== WHAT THE TASK ASKS ==
Can you find the lines of the listing that include "voisin" and copy every one?

== RECORDS FOR THE EXERCISE ==
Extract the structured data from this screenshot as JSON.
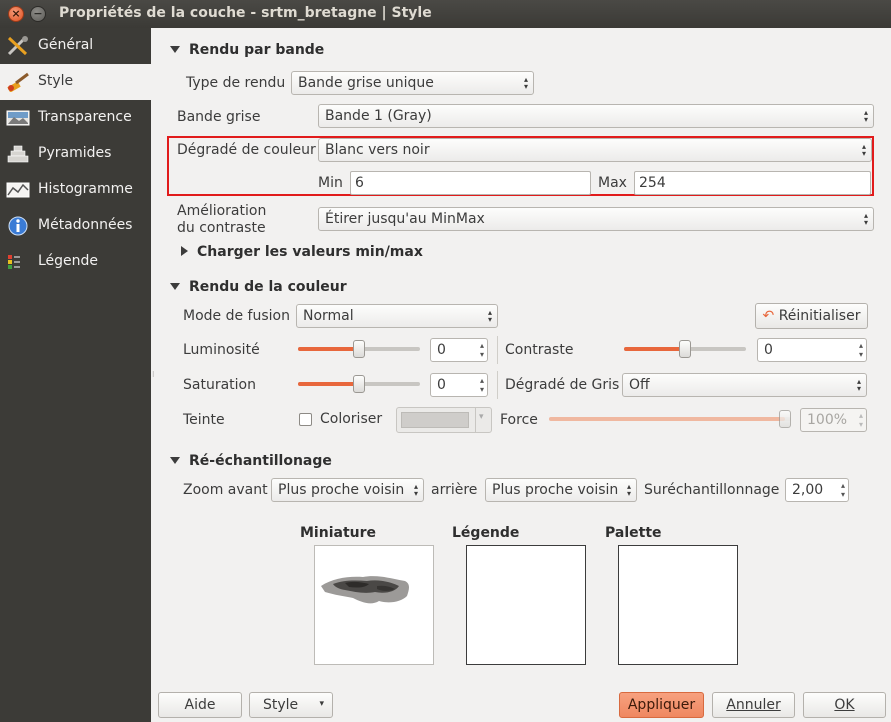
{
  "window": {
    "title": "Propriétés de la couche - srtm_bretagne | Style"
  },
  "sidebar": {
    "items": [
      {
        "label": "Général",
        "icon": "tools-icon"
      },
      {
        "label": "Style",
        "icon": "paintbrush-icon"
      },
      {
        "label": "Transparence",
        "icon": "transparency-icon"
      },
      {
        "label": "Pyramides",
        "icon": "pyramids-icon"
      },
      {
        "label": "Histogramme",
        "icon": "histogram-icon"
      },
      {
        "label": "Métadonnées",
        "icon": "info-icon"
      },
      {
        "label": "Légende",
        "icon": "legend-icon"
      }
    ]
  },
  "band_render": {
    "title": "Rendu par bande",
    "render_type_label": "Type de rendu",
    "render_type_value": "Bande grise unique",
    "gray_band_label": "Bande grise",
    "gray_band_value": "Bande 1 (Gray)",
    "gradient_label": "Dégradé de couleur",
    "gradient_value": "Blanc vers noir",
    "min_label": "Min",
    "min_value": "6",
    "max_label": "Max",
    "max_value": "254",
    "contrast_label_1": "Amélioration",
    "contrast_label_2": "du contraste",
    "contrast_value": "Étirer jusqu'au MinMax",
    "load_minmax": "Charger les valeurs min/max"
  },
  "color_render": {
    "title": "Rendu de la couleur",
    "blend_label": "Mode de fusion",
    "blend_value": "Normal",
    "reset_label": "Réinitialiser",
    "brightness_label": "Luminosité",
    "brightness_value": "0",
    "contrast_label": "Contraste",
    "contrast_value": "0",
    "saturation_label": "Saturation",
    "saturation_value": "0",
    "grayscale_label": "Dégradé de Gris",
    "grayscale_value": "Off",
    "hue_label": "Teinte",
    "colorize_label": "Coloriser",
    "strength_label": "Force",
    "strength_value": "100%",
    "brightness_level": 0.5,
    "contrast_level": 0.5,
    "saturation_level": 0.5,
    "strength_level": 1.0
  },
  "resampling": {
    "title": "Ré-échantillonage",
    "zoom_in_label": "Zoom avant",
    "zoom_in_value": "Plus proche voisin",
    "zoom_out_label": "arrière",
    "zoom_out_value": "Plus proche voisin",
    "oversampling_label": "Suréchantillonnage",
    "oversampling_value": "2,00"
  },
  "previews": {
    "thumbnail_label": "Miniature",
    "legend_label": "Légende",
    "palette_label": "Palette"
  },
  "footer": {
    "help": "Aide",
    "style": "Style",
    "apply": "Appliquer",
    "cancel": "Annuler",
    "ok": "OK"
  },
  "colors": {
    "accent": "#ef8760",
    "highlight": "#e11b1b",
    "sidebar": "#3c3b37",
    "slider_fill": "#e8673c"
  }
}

== ANSWER FOR THE TASK ==
    "zoom_in_value": "Plus proche voisin",
    "zoom_out_value": "Plus proche voisin",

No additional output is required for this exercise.